What the exercise asks ▸ Copy out the entries exactly, from the first line to the last.

====

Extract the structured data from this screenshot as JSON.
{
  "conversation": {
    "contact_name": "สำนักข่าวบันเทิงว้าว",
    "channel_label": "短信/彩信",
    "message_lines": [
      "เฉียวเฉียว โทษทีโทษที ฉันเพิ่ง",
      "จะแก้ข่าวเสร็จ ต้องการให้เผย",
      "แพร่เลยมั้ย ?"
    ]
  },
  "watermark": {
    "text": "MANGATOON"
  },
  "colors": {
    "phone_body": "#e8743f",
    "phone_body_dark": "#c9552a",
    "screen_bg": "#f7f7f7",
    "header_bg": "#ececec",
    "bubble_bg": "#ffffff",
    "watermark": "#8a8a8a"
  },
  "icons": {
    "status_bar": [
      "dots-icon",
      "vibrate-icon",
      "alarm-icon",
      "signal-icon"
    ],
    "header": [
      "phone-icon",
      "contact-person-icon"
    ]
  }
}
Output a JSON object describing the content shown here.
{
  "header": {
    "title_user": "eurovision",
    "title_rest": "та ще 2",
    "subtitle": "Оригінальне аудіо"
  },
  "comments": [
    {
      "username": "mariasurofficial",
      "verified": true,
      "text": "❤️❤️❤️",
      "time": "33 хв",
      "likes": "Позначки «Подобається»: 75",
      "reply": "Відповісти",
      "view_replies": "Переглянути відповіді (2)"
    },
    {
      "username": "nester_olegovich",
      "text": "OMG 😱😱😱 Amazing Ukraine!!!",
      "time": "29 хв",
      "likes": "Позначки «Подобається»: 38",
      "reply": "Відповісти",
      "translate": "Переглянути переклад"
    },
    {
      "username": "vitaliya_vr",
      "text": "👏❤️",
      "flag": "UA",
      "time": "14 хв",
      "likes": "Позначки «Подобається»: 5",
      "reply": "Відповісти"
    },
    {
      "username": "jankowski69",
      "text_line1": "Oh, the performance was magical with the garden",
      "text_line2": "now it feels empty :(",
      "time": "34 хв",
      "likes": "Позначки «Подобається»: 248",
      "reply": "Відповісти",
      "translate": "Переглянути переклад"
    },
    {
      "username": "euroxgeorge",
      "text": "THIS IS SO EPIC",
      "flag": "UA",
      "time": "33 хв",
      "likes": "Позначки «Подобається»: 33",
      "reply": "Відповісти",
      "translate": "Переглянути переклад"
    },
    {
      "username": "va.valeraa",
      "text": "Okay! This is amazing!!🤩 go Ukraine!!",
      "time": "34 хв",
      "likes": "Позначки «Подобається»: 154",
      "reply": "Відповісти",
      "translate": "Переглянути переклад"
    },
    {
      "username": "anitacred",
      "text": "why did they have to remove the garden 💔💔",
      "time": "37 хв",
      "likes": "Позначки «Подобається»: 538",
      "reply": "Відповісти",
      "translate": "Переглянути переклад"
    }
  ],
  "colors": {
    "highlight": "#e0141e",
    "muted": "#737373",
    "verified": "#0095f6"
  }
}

====

Reply ▸
Extract the structured data from this screenshot as JSON.
{
  "conversation": {
    "contact_name": "สำนักข่าวบันเทิงว้าว",
    "channel_label": "短信/彩信",
    "message_lines": [
      "เฉียวเฉียว โทษทีโทษที ฉันเพิ่ง",
      "จะแก้ข่าวเสร็จ ต้องการให้เผย",
      "แพร่เลยมั้ย ?"
    ]
  },
  "watermark": {
    "text": "MANGATOON"
  },
  "colors": {
    "phone_body": "#e8743f",
    "phone_body_dark": "#c9552a",
    "screen_bg": "#f7f7f7",
    "header_bg": "#ececec",
    "bubble_bg": "#ffffff",
    "watermark": "#8a8a8a"
  },
  "icons": {
    "status_bar": [
      "dots-icon",
      "vibrate-icon",
      "alarm-icon",
      "signal-icon"
    ],
    "header": [
      "phone-icon",
      "contact-person-icon"
    ]
  }
}
Output a JSON object describing the content shown here.
{
  "header": {
    "title_user": "eurovision",
    "title_rest": "та ще 2",
    "subtitle": "Оригінальне аудіо"
  },
  "comments": [
    {
      "username": "mariasurofficial",
      "verified": true,
      "text": "❤️❤️❤️",
      "time": "33 хв",
      "likes": "Позначки «Подобається»: 75",
      "reply": "Відповісти",
      "view_replies": "Переглянути відповіді (2)"
    },
    {
      "username": "nester_olegovich",
      "text": "OMG 😱😱😱 Amazing Ukraine!!!",
      "time": "29 хв",
      "likes": "Позначки «Подобається»: 38",
      "reply": "Відповісти",
      "translate": "Переглянути переклад"
    },
    {
      "username": "vitaliya_vr",
      "text": "👏❤️",
      "flag": "UA",
      "time": "14 хв",
      "likes": "Позначки «Подобається»: 5",
      "reply": "Відповісти"
    },
    {
      "username": "jankowski69",
      "text_line1": "Oh, the performance was magical with the garden",
      "text_line2": "now it feels empty :(",
      "time": "34 хв",
      "likes": "Позначки «Подобається»: 248",
      "reply": "Відповісти",
      "translate": "Переглянути переклад"
    },
    {
      "username": "euroxgeorge",
      "text": "THIS IS SO EPIC",
      "flag": "UA",
      "time": "33 хв",
      "likes": "Позначки «Подобається»: 33",
      "reply": "Відповісти",
      "translate": "Переглянути переклад"
    },
    {
      "username": "va.valeraa",
      "text": "Okay! This is amazing!!🤩 go Ukraine!!",
      "time": "34 хв",
      "likes": "Позначки «Подобається»: 154",
      "reply": "Відповісти",
      "translate": "Переглянути переклад"
    },
    {
      "username": "anitacred",
      "text": "why did they have to remove the garden 💔💔",
      "time": "37 хв",
      "likes": "Позначки «Подобається»: 538",
      "reply": "Відповісти",
      "translate": "Переглянути переклад"
    }
  ],
  "colors": {
    "highlight": "#e0141e",
    "muted": "#737373",
    "verified": "#0095f6"
  }
}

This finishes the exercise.